## PROBLEM DETAILS:
Tally every line of the listing below that holds "Servers", then give the tally alone.

— start of DATA SUPPLIED —

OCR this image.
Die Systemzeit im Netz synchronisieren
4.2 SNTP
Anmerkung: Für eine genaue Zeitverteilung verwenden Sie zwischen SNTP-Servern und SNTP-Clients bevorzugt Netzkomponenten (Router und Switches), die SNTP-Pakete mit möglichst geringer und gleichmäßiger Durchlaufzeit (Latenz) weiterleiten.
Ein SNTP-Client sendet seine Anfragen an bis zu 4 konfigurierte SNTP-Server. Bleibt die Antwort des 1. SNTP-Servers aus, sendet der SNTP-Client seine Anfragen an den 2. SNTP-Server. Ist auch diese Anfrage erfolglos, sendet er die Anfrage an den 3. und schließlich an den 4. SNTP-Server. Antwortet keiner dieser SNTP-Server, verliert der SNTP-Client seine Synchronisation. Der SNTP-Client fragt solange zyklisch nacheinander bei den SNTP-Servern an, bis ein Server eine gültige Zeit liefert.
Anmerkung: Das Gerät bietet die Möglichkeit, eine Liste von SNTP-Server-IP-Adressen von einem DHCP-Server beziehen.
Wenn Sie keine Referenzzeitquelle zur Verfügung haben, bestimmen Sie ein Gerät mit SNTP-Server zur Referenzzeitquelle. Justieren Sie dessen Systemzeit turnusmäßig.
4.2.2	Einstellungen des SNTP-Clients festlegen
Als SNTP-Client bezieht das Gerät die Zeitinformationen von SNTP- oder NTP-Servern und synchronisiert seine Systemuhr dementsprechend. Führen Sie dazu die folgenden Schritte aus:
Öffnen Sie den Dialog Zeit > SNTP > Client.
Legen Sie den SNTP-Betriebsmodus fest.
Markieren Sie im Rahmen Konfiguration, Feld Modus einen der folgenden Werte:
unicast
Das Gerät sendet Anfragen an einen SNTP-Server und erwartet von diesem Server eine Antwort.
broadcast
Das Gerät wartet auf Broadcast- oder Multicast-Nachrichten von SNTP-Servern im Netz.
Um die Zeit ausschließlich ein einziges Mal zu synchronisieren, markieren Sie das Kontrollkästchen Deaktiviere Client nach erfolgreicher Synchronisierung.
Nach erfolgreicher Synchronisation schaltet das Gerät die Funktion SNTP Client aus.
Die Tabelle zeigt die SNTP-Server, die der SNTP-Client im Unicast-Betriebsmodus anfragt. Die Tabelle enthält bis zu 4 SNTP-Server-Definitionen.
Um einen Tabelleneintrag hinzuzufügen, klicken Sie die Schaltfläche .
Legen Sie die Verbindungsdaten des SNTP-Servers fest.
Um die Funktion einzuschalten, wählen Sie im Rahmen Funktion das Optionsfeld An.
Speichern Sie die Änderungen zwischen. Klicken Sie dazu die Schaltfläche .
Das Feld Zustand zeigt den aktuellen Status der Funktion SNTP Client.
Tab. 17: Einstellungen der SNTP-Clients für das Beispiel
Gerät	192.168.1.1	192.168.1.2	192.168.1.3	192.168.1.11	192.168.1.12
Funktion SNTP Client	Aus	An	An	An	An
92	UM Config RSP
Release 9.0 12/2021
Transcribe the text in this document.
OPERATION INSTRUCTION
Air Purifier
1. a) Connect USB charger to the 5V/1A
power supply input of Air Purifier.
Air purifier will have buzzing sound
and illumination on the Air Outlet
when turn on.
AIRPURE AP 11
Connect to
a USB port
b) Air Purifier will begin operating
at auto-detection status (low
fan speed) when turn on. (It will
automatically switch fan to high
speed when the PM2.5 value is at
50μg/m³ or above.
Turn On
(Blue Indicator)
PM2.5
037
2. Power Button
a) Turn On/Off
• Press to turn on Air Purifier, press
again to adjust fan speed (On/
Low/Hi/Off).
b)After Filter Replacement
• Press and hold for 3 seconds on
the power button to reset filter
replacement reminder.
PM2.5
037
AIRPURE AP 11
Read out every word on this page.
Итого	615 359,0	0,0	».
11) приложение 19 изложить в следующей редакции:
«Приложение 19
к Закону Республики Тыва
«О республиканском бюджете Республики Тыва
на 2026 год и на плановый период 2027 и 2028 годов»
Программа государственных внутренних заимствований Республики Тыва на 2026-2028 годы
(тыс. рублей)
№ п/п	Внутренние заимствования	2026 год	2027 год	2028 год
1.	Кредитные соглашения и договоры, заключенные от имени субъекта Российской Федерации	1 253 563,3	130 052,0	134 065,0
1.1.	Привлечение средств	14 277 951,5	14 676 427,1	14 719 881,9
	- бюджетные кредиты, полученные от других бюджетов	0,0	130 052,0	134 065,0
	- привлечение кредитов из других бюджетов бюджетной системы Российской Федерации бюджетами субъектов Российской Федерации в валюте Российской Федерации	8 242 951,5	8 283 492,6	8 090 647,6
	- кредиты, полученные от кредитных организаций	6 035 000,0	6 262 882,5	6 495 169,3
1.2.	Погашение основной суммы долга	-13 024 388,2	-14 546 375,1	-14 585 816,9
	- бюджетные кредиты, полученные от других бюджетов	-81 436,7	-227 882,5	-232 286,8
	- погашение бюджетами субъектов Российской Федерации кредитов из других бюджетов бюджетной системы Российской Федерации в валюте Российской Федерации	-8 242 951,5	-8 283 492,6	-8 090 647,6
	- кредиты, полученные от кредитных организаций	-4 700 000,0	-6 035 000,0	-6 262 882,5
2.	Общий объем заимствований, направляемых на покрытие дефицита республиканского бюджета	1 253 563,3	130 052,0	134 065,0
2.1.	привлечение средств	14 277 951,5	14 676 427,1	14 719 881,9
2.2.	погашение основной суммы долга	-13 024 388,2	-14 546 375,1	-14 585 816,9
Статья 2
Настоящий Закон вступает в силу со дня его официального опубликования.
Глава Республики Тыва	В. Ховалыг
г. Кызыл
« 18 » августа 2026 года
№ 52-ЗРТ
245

— end of DATA SUPPLIED —

## THE SOLUTION:
2